* _Stated task A_: From the listing, copy out word for word the lines running from the one containing "speaker-icon[interactable] [1220,31,1244,51]" through the one containing "course-title: Overview of", with both of those lines included.
* _Stated task B_: Write a continuation of the passage about the war veteran James D'Arcy Lees Graham, picking up right after its final sentence.

* _Selected text_:
Continuing his enquiries, Philip received the following letter In January 2007 from the Royal Canadian Legion Branch of Carstairs Alberta which gives some personal details and an insight into the life of James.

Dear Mr Smith

Re: James D'Arcy Lees Graham You should be commended for putting so much effort into the memory of a war veteran. We are very impressed with your efforts.

I apologize for the time it has taken to respond to your letter. But, I have been able to find some information for you.

D'Arcy was the name he went by. He was tall, red headed and a nice guy. D'Arcy was an only child and his classmates found it unusual that he had three given names instead of the customary two. His father, James Graham, was a WW1 vet and his parents came from England. After D'Arcy was killed, they moved away.

Unfortunately, we don't know where the Grahams moved to or who their relatives were. The locals that went to school with D'Arcy are now well in to their eighties. They are trying to come up with more information. One knows he has a scrap book with D'Arcy's picture and story. I am also having a story placed in the local paper.

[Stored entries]
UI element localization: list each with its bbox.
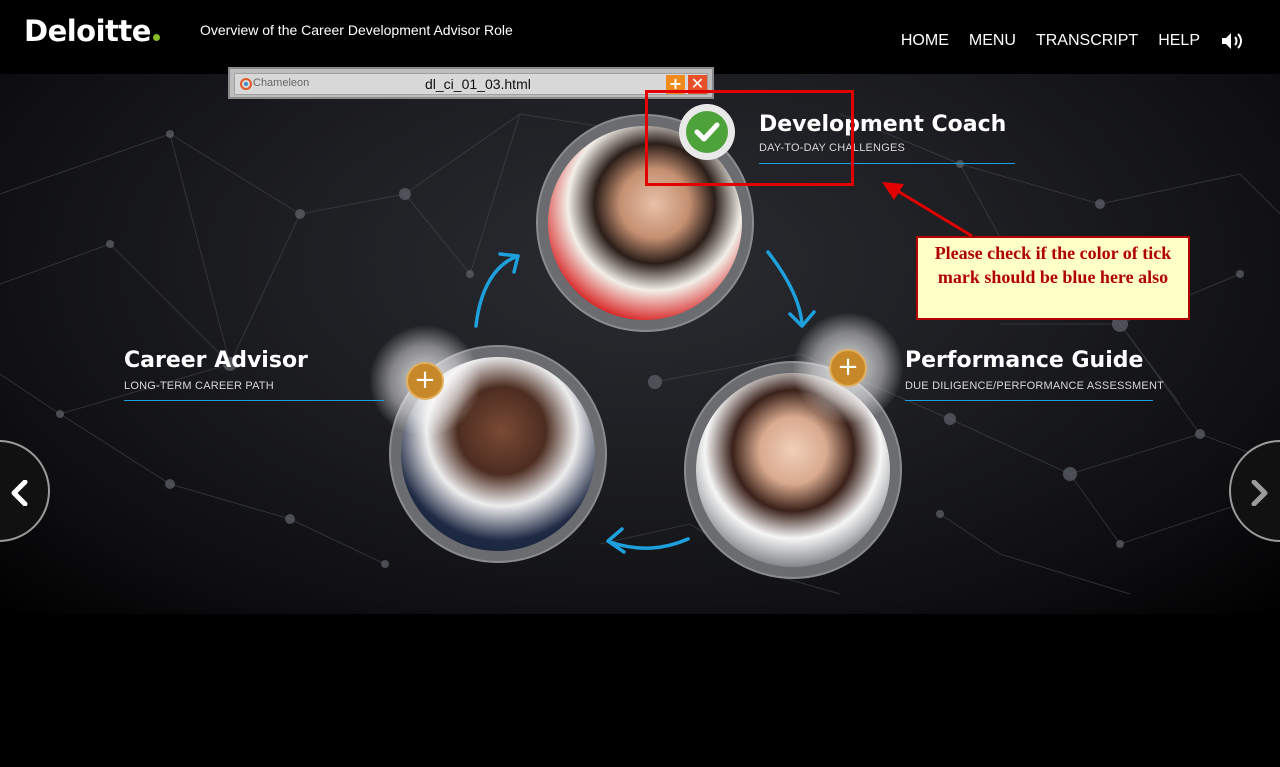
speaker-icon[interactable] [1220,31,1244,51]
advisor-subtitle: LONG-TERM CAREER PATH [124,380,274,392]
advisor-title[interactable]: Career Advisor [124,348,308,373]
chevron-right-icon [1251,480,1268,506]
chevron-left-icon [11,480,28,506]
stage-fade [0,604,1280,614]
nav-menu[interactable]: MENU [969,32,1016,50]
chameleon-brand: Chameleon [253,77,310,89]
course-title: Overview of the Career Development Advis… [200,22,513,38]
main-nav: HOME MENU TRANSCRIPT HELP [901,31,1244,51]
deloitte-logo: Deloitte [24,14,160,48]
advisor-underline [124,400,384,401]
nav-help[interactable]: HELP [1158,32,1200,50]
chameleon-toolbar-inner: Chameleon dl_ci_01_03.html + ✕ [234,73,708,95]
nav-home[interactable]: HOME [901,32,949,50]
review-highlight-box [645,90,854,186]
nav-transcript[interactable]: TRANSCRIPT [1036,32,1138,50]
guide-underline [905,400,1153,401]
chameleon-logo-icon [240,78,252,90]
review-note: Please check if the color of tick mark s… [916,236,1190,320]
review-note-text: Please check if the color of tick mark s… [934,243,1172,287]
guide-subtitle: DUE DILIGENCE/PERFORMANCE ASSESSMENT [905,380,1165,392]
top-bar: Deloitte Overview of the Career Developm… [0,0,1280,74]
chameleon-toolbar: Chameleon dl_ci_01_03.html + ✕ [228,67,714,99]
advisor-expand-button[interactable]: + [406,362,444,400]
popup-filename: dl_ci_01_03.html [425,76,531,92]
guide-expand-button[interactable]: + [829,349,867,387]
logo-dot-icon [152,34,160,41]
guide-title[interactable]: Performance Guide [905,348,1143,373]
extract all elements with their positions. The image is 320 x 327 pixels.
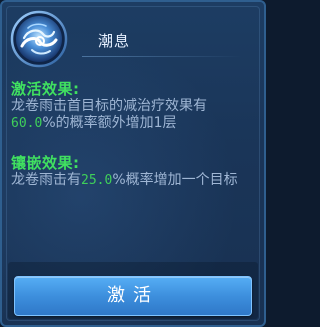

* _Written answer A_:
speaker-icon[interactable] [1220,31,1244,51]
advisor-subtitle: LONG-TERM CAREER PATH [124,380,274,392]
advisor-title[interactable]: Career Advisor [124,348,308,373]
chevron-right-icon [1251,480,1268,506]
chevron-left-icon [11,480,28,506]
stage-fade [0,604,1280,614]
nav-menu[interactable]: MENU [969,32,1016,50]
chameleon-brand: Chameleon [253,77,310,89]
course-title: Overview of the Career Development Advis… [200,22,513,38]

* _Written answer B_:
This is all I can tell you for now but I thought you should have it and know that I am pursuing this story. I will follow up with more information as soon as possible.


Bev Stevenson Royal Canadian Legion Branch


James D'Arcy Lees Graham is interred at St Margaret’s Church Cemetery Castletown Sunderland

Obviously touched by the death of the pilot and aware, that had James D’Arcy Lees Graham not ‘answered the call’ and volunteered to help defend our country, he would not have died in such tragic circumstances. Philip resolved to honour him in some away and create a permanent memorial in order that James would be remembered by our community.


Philip commissioned a specially engraved brass plaque and following an enormous amount of planning and preparation, sixty four years on Sergeant Pilot James D’Arcy Lees Graham was remembered at a special event held in the Marley Hill Community Centre (formerly the Miners Welfare Hall) on Monday 22nd January 2007.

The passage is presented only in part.